■ YOUR GOAL: Check each line of the data for "working" and select those that have it.

■ INPUT ROWS:
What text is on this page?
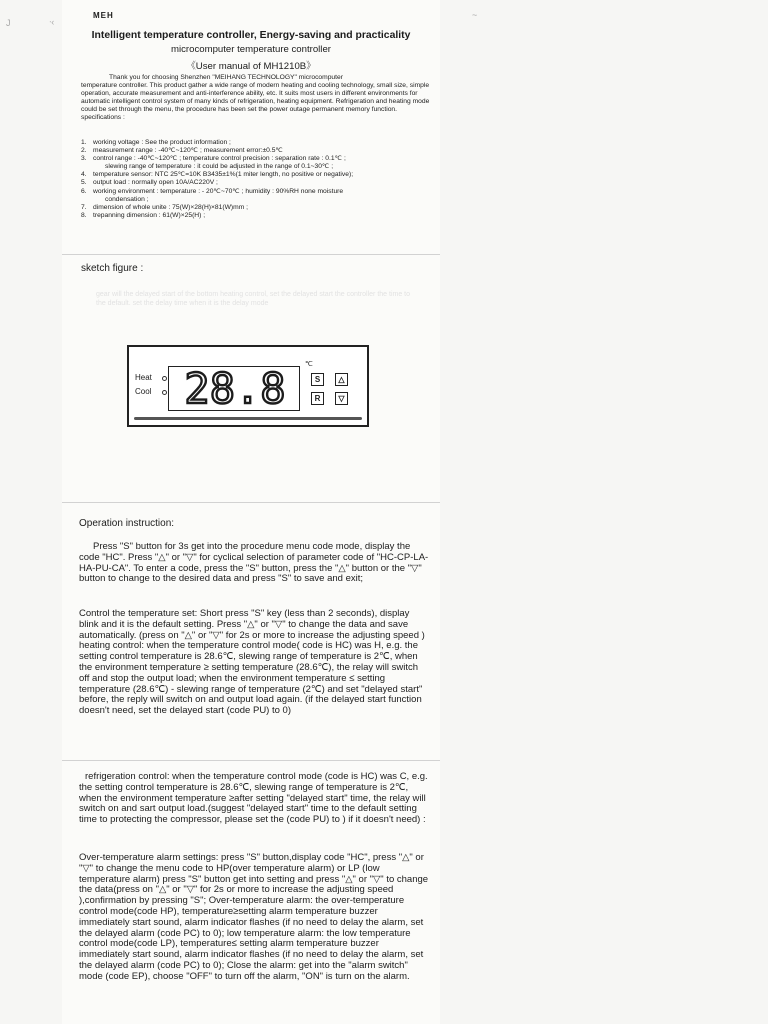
ᐧ‹
~
J
MEH
Intelligent temperature controller, Energy-saving and practicality
microcomputer temperature controller
《User manual of MH1210B》

Thank you for choosing Shenzhen "MEIHANG TECHNOLOGY" microcomputer
temperature controller. This product gather a wide range of modern heating and cooling technology, small size, simple operation, accurate measurement and anti-interference ability, etc. It suits most users in different environments for automatic intelligent control system of many kinds of refrigeration, heating equipment. Refrigeration and heating mode could be set through the menu, the procedure has been set the power outage permanent memory function.
specifications :

1. working voltage : See the product information ;
2. measurement range : -40℃~120℃ ; measurement error:±0.5℃
3. control range : -40℃~120℃ ; temperature control precision : separation rate : 0.1℃ ;
slewing range of temperature : it could be adjusted in the range of 0.1~30℃ ;
4. temperature sensor: NTC 25℃=10K B3435±1%(1 miter length, no positive or negative);
5. output load : normally open 10A/AC220V ;
6. working environment : temperature : - 20℃~70℃ ; humidity : 90%RH none moisture
condensation ;
7. dimension of whole unite : 75(W)×28(H)×81(W)mm ;
8. trepanning dimension : 61(W)×25(H) ;
sketch figure :
gear will the delayed start of the bottom heating control, set the delayed start the controller the time to the default. set the delay time when it is the delay mode
℃
Heat
Cool 28.8	S	△
R	▽
Operation instruction:

Press "S" button for 3s get into the procedure menu code mode, display the code "HC". Press "△" or "▽" for cyclical selection of parameter code of "HC-CP-LA-HA-PU-CA". To enter a code, press the "S" button, press the "△" button or the "▽" button to change to the desired data and press "S" to save and exit;

Control the temperature set: Short press "S" key (less than 2 seconds), display blink and it is the default setting. Press "△" or "▽" to change the data and save automatically. (press on "△" or "▽" for 2s or more to increase the adjusting speed )
heating control: when the temperature control mode( code is HC) was H, e.g. the setting control temperature is 28.6℃, slewing range of temperature is 2℃, when the environment temperature ≥ setting temperature (28.6℃), the relay will switch off and stop the output load; when the environment temperature ≤ setting temperature (28.6℃) - slewing range of temperature (2℃) and set "delayed start" before, the reply will switch on and output load again. (if the delayed start function doesn't need, set the delayed start (code PU) to 0)

refrigeration control: when the temperature control mode (code is HC) was C, e.g. the setting control temperature is 28.6℃, slewing range of temperature is 2℃, when the environment temperature ≥after setting "delayed start" time, the relay will switch on and sart output load.(suggest "delayed start" time to the default setting time to protecting the compressor, please set the (code PU) to ) if it doesn't need) :

Over-temperature alarm settings: press "S" button,display code "HC", press "△" or "▽" to change the menu code to HP(over temperature alarm) or LP (low temperature alarm) press "S" button get into setting and press "△" or "▽" to change the data(press on "△" or "▽" for 2s or more to increase the adjusting speed ),confirmation by pressing "S"; Over-temperature alarm: the over-temperature control mode(code HP), temperature≥setting alarm temperature buzzer immediately start sound, alarm indicator flashes (if no need to delay the alarm, set the delayed alarm (code PC) to 0); low temperature alarm: the low temperature control mode(code LP), temperature≤ setting alarm temperature buzzer immediately start sound, alarm indicator flashes (if no need to delay the alarm, set the delayed alarm (code PC) to 0); Close the alarm: get into the "alarm switch" mode (code EP), choose "OFF" to turn off the alarm, "ON" is turn on the alarm.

■ IN RESPONSE:
1. working voltage : See the product information ;
6. working environment : temperature : - 20℃~70℃ ; humidity : 90%RH none moisture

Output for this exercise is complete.